§ Supplied material
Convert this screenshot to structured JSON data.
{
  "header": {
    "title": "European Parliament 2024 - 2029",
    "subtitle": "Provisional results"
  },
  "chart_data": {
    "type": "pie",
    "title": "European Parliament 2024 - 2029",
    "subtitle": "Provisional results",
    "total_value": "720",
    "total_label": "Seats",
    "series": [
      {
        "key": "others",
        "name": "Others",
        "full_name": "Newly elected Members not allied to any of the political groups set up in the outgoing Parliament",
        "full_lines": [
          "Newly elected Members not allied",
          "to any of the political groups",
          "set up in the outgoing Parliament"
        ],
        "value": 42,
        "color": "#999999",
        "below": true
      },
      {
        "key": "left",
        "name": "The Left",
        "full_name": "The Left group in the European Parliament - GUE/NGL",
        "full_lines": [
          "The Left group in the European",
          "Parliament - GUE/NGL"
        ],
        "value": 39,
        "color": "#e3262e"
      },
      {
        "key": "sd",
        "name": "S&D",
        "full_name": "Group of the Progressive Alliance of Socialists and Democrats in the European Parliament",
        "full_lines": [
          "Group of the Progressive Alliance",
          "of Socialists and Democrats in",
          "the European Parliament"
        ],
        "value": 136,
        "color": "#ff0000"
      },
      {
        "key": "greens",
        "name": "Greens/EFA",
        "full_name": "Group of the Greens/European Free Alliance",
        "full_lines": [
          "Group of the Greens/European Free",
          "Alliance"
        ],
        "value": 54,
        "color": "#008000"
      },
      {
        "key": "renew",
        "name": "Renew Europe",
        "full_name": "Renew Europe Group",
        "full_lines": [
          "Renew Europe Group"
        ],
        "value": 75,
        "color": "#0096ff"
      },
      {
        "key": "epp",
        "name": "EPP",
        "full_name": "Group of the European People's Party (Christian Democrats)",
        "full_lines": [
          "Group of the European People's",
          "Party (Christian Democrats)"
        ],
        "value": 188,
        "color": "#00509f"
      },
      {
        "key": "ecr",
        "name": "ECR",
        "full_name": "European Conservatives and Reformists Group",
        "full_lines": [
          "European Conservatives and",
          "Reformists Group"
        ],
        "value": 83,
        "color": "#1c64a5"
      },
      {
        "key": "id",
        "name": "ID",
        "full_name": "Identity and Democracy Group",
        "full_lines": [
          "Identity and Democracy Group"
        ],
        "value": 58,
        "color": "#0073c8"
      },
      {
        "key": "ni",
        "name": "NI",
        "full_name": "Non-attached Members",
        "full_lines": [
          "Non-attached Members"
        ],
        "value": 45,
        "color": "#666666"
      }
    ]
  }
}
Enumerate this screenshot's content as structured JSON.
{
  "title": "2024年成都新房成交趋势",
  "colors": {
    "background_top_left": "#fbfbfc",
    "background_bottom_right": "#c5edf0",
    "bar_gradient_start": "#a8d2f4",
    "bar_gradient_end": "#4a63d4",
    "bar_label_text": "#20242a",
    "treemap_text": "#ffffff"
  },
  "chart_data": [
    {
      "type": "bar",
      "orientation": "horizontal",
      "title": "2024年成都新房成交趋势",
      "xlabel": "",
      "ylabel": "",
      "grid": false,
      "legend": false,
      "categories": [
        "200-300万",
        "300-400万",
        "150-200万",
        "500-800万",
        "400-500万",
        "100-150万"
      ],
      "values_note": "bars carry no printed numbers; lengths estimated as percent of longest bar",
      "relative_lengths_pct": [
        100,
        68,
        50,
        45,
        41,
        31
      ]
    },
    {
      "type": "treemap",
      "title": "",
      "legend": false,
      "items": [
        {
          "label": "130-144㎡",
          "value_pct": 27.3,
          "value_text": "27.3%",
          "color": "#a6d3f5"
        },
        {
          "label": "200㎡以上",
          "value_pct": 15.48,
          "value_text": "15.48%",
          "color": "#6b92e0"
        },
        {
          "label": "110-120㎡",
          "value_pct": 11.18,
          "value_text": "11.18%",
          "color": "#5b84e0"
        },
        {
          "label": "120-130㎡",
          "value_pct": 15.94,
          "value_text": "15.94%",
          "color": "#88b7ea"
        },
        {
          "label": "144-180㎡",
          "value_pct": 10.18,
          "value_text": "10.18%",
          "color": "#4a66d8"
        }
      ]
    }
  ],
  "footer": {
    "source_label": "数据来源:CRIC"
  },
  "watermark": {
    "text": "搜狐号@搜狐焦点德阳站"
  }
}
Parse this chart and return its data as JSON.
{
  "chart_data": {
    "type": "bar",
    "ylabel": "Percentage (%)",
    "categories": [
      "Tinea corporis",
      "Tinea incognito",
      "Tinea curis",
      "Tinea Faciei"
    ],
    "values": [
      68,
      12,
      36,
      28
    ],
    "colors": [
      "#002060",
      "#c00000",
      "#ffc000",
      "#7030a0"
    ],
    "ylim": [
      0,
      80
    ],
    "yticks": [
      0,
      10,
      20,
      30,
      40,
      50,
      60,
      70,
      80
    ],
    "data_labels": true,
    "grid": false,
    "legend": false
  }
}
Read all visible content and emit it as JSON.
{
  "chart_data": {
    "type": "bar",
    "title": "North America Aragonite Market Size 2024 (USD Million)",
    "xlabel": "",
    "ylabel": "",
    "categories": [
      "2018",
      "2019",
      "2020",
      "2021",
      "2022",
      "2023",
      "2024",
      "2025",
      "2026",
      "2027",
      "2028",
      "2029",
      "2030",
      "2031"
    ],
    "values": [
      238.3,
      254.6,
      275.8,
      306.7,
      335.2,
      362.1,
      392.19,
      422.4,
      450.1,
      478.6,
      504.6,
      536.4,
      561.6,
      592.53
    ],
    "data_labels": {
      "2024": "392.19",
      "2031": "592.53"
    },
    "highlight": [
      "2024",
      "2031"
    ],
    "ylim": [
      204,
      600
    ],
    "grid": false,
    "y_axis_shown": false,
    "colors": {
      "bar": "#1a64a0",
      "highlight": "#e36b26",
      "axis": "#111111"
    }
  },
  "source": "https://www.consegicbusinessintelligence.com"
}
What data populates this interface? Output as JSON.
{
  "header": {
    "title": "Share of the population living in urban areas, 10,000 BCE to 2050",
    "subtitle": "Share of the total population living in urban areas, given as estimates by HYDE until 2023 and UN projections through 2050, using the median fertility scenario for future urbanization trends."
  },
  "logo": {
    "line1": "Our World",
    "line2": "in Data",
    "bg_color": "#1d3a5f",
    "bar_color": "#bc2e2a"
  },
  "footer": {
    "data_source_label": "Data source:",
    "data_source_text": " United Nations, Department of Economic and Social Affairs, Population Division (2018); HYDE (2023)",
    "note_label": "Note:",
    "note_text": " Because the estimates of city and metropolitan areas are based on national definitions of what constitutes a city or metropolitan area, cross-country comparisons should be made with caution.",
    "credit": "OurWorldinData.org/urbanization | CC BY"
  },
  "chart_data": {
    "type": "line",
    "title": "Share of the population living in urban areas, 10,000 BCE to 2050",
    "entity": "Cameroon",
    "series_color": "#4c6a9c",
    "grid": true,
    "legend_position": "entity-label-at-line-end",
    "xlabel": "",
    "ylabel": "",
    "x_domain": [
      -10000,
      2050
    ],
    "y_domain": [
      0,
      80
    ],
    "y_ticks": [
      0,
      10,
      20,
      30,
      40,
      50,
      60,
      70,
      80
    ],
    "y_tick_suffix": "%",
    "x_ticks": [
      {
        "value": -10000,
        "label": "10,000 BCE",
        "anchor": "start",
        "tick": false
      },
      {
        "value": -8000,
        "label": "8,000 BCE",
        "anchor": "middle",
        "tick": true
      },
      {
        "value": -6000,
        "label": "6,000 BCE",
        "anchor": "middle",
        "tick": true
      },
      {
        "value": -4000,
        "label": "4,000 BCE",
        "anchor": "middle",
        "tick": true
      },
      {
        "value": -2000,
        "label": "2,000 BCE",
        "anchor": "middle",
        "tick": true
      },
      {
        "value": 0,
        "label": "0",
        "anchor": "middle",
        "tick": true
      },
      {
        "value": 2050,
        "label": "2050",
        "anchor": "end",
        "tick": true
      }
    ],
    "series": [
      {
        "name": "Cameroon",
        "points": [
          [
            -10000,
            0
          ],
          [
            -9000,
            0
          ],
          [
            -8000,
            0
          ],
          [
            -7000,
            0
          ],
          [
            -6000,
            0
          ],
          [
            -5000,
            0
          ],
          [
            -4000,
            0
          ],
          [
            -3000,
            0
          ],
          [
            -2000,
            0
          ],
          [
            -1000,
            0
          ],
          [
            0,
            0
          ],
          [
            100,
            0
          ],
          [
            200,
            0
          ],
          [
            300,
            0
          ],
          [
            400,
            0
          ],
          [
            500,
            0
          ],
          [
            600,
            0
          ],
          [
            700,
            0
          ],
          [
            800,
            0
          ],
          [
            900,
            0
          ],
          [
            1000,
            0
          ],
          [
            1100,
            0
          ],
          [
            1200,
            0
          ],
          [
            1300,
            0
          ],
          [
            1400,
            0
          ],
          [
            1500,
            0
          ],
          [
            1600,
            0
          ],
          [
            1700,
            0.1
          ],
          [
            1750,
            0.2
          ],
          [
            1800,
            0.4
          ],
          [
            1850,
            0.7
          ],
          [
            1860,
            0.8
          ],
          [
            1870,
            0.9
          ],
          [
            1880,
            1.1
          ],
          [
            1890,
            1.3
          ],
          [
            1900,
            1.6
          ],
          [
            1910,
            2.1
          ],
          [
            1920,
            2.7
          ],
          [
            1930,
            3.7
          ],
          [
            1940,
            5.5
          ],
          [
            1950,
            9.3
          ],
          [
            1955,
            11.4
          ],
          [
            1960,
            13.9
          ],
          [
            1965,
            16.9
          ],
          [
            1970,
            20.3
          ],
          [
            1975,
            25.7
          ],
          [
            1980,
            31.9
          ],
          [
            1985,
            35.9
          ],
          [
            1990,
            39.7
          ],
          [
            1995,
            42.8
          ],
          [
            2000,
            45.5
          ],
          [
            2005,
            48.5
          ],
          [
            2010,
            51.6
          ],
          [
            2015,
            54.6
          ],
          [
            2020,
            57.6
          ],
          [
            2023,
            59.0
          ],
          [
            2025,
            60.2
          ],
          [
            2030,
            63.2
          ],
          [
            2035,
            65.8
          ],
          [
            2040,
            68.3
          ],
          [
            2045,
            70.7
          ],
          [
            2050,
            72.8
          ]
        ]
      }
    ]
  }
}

§ Work required
Each line in the entries above that includes the string "Christian" should be extracted.

§ Result for this exercise
        "full_name": "Group of the European People's Party (Christian Democrats)",
          "Party (Christian Democrats)"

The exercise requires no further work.